**** Bloque de texto

El parecido con el cantonalismo decimonónico resultó asombroso y la premonición que asaltaba su observación remitía a una gran inquietud: con esta mayoría parlamentaria fragmentada, contradictoria y voluble, ¿podrá España encarar con éxito la otra pandemia, la de la recesión, el desempleo, la desigualdad y la pobreza?, ¿hay Gobierno y dispone de apoyo parlamentario para aprobar unos Presupuestos Generales del Estado que sustituyan a los prorrogados y vigentes de 2018?, esta mayoría precaria que se envía a sí misma recados de derrumbe y disolución ¿estará en condiciones de asumir las obligaciones del condicionado europeo a las ayudas que nuestro país necesita?
La segunda asistencia de Ciudadanos al Gobierno en este estado de alarma no predispone a suponer que los mal avenidos socios de la mayoría cantonal den por quebrado su acuerdo de enero pasado. El grupo que dirige Inés Arrimadas ha tenido dos utilidades muy funcionales para la mayoría de investidura. La primera, coadyuvar al Gobierno —a cambio de contraprestaciones de aplicación general— a salvar una tesitura de extrema debilidad. La segunda, delimitar la autonomía de Sánchez respecto de sus apoyos territoriales, que quedó demostrado es mínima. El presidente fue advertido del “corto recorrido” de su mandato si persistía en alterar los dos ejes que le llevaron a la Moncloa: izquierdismo radical y secesionismo. Esas son las dos reglas de juego del compromiso de la investidura cuya mayoría cuarteada, desconchada, cojitranca, sin embargo, se resiste a la defunción.

********
**** Extracto de datos

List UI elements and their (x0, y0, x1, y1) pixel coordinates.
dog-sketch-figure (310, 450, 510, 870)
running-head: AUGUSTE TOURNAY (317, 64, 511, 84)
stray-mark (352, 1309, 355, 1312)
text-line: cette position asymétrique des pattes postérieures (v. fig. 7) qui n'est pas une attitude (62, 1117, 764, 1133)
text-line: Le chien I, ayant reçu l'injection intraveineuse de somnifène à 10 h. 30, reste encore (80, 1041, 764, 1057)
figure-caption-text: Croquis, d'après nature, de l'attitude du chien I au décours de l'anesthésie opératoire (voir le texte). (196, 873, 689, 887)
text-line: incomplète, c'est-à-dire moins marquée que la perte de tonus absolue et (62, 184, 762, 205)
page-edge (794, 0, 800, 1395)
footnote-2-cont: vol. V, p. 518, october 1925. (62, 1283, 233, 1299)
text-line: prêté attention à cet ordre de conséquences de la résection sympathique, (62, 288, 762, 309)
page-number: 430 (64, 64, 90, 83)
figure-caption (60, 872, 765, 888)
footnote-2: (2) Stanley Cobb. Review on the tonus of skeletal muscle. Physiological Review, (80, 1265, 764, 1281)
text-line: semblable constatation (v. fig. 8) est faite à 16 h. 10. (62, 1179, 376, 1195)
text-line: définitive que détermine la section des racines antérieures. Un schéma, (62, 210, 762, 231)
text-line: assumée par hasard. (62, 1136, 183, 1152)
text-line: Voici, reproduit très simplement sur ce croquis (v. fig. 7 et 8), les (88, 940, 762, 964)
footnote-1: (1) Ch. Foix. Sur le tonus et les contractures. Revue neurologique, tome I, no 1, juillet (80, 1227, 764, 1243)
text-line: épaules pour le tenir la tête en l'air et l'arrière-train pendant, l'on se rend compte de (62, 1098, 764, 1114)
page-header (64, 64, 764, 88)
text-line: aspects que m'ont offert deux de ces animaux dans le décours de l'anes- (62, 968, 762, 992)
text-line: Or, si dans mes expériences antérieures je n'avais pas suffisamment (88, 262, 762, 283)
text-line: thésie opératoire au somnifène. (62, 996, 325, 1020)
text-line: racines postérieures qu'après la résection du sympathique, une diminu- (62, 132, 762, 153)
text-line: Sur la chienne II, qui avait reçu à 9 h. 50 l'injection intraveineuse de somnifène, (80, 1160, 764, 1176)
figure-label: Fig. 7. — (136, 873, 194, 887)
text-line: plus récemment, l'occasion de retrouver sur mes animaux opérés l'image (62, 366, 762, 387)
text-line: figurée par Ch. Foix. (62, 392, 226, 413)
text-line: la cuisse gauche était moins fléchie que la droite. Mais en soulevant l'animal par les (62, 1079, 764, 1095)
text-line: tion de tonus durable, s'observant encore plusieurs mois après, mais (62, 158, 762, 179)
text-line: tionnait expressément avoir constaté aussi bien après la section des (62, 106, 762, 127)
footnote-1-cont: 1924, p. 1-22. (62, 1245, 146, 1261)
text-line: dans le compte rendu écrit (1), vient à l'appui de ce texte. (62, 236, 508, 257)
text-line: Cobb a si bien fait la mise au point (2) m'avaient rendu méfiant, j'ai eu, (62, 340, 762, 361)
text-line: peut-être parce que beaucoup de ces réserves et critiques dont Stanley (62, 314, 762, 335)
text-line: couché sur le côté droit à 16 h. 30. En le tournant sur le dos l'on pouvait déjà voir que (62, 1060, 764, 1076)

********

• **Ejercicios propuestos**
- A) ¿Concuerda cada afirmación con el texto sobre la mayoría de investidura? Responde sí o no y cita las palabras exactas del texto que lo deciden. (i) Los Presupuestos Generales del Estado vigentes son los prorrogados de 2018. (ii) El grupo que dirige Inés Arrimadas ha tenido tres utilidades para la mayoría de investidura. (iii) La autonomía de Sánchez respecto de sus apoyos territoriales resultó ser amplia.
- B) Transcribe del texto sobre la mayoría de investidura el tramo que va desde «La segunda asistencia» hasta «a la defunción.», ambos incluidos.

• **Ejercicios resueltos**
- A)
(i) Sí: «que sustituyan a los prorrogados y vigentes de 2018».
(ii) No: «ha tenido dos utilidades muy funcionales para la mayoría de investidura».
(iii) No: «que quedó demostrado es mínima».

- B)
La segunda asistencia de Ciudadanos al Gobierno en este estado de alarma no predispone a suponer que los mal avenidos socios de la mayoría cantonal den por quebrado su acuerdo de enero pasado. El grupo que dirige Inés Arrimadas ha tenido dos utilidades muy funcionales para la mayoría de investidura. La primera, coadyuvar al Gobierno —a cambio de contraprestaciones de aplicación general— a salvar una tesitura de extrema debilidad. La segunda, delimitar la autonomía de Sánchez respecto de sus apoyos territoriales, que quedó demostrado es mínima. El presidente fue advertido del “corto recorrido” de su mandato si persistía en alterar los dos ejes que le llevaron a la Moncloa: izquierdismo radical y secesionismo. Esas son las dos reglas de juego del compromiso de la investidura cuya mayoría cuarteada, desconchada, cojitranca, sin embargo, se resiste a la defunción.